Data extracted from a collection:
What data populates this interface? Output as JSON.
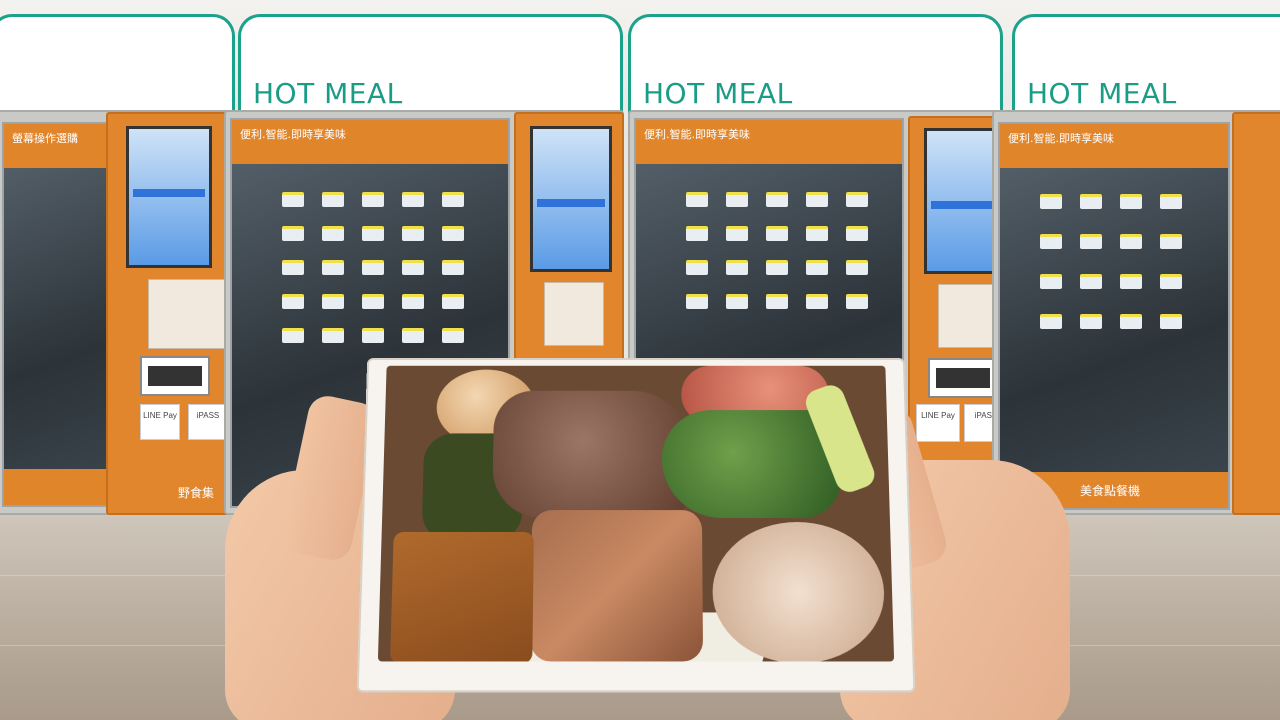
{
  "signs": [
    {
      "text": "HOT MEAL"
    },
    {
      "text": "HOT MEAL"
    },
    {
      "text": "HOT MEAL"
    }
  ],
  "machines": [
    {
      "header": "便利.智能.即時享美味",
      "touch_label": "螢幕操作選購"
    },
    {
      "header": "便利.智能.即時享美味",
      "touch_label": "螢幕操作選購"
    },
    {
      "header": "便利.智能.即時享美味",
      "touch_label": "螢幕操作選購"
    }
  ],
  "payment_logos": [
    "LINE Pay",
    "iPASS"
  ],
  "bottom_band_text": "美食點餐機",
  "brand_text": "野食集",
  "colors": {
    "sign_green": "#1aa38a",
    "machine_orange": "#e1852b",
    "floor": "#bdb1a3"
  },
  "scene_description_icons": [
    "bento-box-icon",
    "vending-machine-icon",
    "hand-icon"
  ]
}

YOUR GOAL
Quote in full the listing given above; the images are to be left out.

THE RESPONSE
What data populates this interface? Output as JSON.
{
  "signs": [
    {
      "text": "HOT MEAL"
    },
    {
      "text": "HOT MEAL"
    },
    {
      "text": "HOT MEAL"
    }
  ],
  "machines": [
    {
      "header": "便利.智能.即時享美味",
      "touch_label": "螢幕操作選購"
    },
    {
      "header": "便利.智能.即時享美味",
      "touch_label": "螢幕操作選購"
    },
    {
      "header": "便利.智能.即時享美味",
      "touch_label": "螢幕操作選購"
    }
  ],
  "payment_logos": [
    "LINE Pay",
    "iPASS"
  ],
  "bottom_band_text": "美食點餐機",
  "brand_text": "野食集",
  "colors": {
    "sign_green": "#1aa38a",
    "machine_orange": "#e1852b",
    "floor": "#bdb1a3"
  },
  "scene_description_icons": [
    "bento-box-icon",
    "vending-machine-icon",
    "hand-icon"
  ]
}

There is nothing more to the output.